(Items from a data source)
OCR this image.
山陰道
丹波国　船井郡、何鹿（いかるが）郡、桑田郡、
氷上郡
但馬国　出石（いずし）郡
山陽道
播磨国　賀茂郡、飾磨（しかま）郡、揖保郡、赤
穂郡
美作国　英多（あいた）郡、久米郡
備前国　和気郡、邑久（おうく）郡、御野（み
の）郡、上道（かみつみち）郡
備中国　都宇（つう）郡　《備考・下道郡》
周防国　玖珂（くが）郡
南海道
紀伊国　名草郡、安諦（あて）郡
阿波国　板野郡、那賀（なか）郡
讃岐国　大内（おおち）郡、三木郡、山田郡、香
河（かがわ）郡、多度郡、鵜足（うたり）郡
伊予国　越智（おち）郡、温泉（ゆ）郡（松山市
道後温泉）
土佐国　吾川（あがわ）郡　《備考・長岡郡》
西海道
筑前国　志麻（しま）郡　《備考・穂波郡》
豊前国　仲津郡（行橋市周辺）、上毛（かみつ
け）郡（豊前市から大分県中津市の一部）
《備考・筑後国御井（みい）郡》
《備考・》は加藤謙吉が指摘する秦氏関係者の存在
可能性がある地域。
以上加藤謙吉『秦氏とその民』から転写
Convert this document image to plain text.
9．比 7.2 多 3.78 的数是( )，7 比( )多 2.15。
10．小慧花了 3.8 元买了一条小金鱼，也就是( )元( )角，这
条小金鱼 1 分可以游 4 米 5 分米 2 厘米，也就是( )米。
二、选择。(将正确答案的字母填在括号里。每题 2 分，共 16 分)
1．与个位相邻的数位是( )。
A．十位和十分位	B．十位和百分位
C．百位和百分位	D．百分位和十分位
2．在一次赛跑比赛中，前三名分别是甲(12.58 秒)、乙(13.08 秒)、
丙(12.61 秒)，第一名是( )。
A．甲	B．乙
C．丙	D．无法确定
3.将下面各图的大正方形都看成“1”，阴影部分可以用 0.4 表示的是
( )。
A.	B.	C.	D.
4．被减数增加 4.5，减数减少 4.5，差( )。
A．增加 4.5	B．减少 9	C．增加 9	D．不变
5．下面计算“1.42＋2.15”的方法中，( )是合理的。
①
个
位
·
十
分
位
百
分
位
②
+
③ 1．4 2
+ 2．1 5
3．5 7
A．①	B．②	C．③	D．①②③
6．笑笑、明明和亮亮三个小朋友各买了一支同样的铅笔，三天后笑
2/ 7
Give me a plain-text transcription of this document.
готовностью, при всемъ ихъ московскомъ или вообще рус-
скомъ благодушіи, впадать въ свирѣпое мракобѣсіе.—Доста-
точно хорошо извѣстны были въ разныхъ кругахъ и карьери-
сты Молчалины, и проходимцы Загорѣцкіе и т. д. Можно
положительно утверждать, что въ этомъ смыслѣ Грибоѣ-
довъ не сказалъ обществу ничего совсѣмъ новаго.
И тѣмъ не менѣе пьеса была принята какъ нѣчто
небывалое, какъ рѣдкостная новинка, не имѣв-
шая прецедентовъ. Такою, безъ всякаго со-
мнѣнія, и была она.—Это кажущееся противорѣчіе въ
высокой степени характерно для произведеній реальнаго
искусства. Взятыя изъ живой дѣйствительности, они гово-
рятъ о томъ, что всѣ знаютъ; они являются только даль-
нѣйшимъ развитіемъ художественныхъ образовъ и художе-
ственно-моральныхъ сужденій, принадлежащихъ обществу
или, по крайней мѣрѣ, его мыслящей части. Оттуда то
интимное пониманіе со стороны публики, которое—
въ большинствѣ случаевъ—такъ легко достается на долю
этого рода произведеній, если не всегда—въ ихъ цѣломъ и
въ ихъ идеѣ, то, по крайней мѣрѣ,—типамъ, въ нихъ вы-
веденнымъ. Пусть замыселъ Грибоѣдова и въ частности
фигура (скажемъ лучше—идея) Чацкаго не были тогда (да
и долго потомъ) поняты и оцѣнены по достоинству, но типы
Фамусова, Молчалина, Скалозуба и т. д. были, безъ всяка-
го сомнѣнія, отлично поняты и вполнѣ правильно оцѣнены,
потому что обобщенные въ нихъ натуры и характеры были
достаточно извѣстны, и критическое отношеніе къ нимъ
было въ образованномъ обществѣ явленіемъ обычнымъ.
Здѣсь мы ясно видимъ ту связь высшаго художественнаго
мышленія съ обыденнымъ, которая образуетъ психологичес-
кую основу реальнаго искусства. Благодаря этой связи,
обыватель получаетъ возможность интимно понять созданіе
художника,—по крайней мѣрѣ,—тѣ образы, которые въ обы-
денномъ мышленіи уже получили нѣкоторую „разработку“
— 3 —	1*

DIRECTIONS FOR THIS TASK: Using the data above, return each line exactly as written.

SOLUTION TO THIS EXERCISE:
OCR this image.
山陰道
丹波国　船井郡、何鹿（いかるが）郡、桑田郡、
氷上郡
但馬国　出石（いずし）郡
山陽道
播磨国　賀茂郡、飾磨（しかま）郡、揖保郡、赤
穂郡
美作国　英多（あいた）郡、久米郡
備前国　和気郡、邑久（おうく）郡、御野（み
の）郡、上道（かみつみち）郡
備中国　都宇（つう）郡　《備考・下道郡》
周防国　玖珂（くが）郡
南海道
紀伊国　名草郡、安諦（あて）郡
阿波国　板野郡、那賀（なか）郡
讃岐国　大内（おおち）郡、三木郡、山田郡、香
河（かがわ）郡、多度郡、鵜足（うたり）郡
伊予国　越智（おち）郡、温泉（ゆ）郡（松山市
道後温泉）
土佐国　吾川（あがわ）郡　《備考・長岡郡》
西海道
筑前国　志麻（しま）郡　《備考・穂波郡》
豊前国　仲津郡（行橋市周辺）、上毛（かみつ
け）郡（豊前市から大分県中津市の一部）
《備考・筑後国御井（みい）郡》
《備考・》は加藤謙吉が指摘する秦氏関係者の存在
可能性がある地域。
以上加藤謙吉『秦氏とその民』から転写
Convert this document image to plain text.
9．比 7.2 多 3.78 的数是( )，7 比( )多 2.15。
10．小慧花了 3.8 元买了一条小金鱼，也就是( )元( )角，这
条小金鱼 1 分可以游 4 米 5 分米 2 厘米，也就是( )米。
二、选择。(将正确答案的字母填在括号里。每题 2 分，共 16 分)
1．与个位相邻的数位是( )。
A．十位和十分位	B．十位和百分位
C．百位和百分位	D．百分位和十分位
2．在一次赛跑比赛中，前三名分别是甲(12.58 秒)、乙(13.08 秒)、
丙(12.61 秒)，第一名是( )。
A．甲	B．乙
C．丙	D．无法确定
3.将下面各图的大正方形都看成“1”，阴影部分可以用 0.4 表示的是
( )。
A.	B.	C.	D.
4．被减数增加 4.5，减数减少 4.5，差( )。
A．增加 4.5	B．减少 9	C．增加 9	D．不变
5．下面计算“1.42＋2.15”的方法中，( )是合理的。
①
个
位
·
十
分
位
百
分
位
②
+
③ 1．4 2
+ 2．1 5
3．5 7
A．①	B．②	C．③	D．①②③
6．笑笑、明明和亮亮三个小朋友各买了一支同样的铅笔，三天后笑
2/ 7
Give me a plain-text transcription of this document.
готовностью, при всемъ ихъ московскомъ или вообще рус-
скомъ благодушіи, впадать въ свирѣпое мракобѣсіе.—Доста-
точно хорошо извѣстны были въ разныхъ кругахъ и карьери-
сты Молчалины, и проходимцы Загорѣцкіе и т. д. Можно
положительно утверждать, что въ этомъ смыслѣ Грибоѣ-
довъ не сказалъ обществу ничего совсѣмъ новаго.
И тѣмъ не менѣе пьеса была принята какъ нѣчто
небывалое, какъ рѣдкостная новинка, не имѣв-
шая прецедентовъ. Такою, безъ всякаго со-
мнѣнія, и была она.—Это кажущееся противорѣчіе въ
высокой степени характерно для произведеній реальнаго
искусства. Взятыя изъ живой дѣйствительности, они гово-
рятъ о томъ, что всѣ знаютъ; они являются только даль-
нѣйшимъ развитіемъ художественныхъ образовъ и художе-
ственно-моральныхъ сужденій, принадлежащихъ обществу
или, по крайней мѣрѣ, его мыслящей части. Оттуда то
интимное пониманіе со стороны публики, которое—
въ большинствѣ случаевъ—такъ легко достается на долю
этого рода произведеній, если не всегда—въ ихъ цѣломъ и
въ ихъ идеѣ, то, по крайней мѣрѣ,—типамъ, въ нихъ вы-
веденнымъ. Пусть замыселъ Грибоѣдова и въ частности
фигура (скажемъ лучше—идея) Чацкаго не были тогда (да
и долго потомъ) поняты и оцѣнены по достоинству, но типы
Фамусова, Молчалина, Скалозуба и т. д. были, безъ всяка-
го сомнѣнія, отлично поняты и вполнѣ правильно оцѣнены,
потому что обобщенные въ нихъ натуры и характеры были
достаточно извѣстны, и критическое отношеніе къ нимъ
было въ образованномъ обществѣ явленіемъ обычнымъ.
Здѣсь мы ясно видимъ ту связь высшаго художественнаго
мышленія съ обыденнымъ, которая образуетъ психологичес-
кую основу реальнаго искусства. Благодаря этой связи,
обыватель получаетъ возможность интимно понять созданіе
художника,—по крайней мѣрѣ,—тѣ образы, которые въ обы-
денномъ мышленіи уже получили нѣкоторую „разработку“
— 3 —	1*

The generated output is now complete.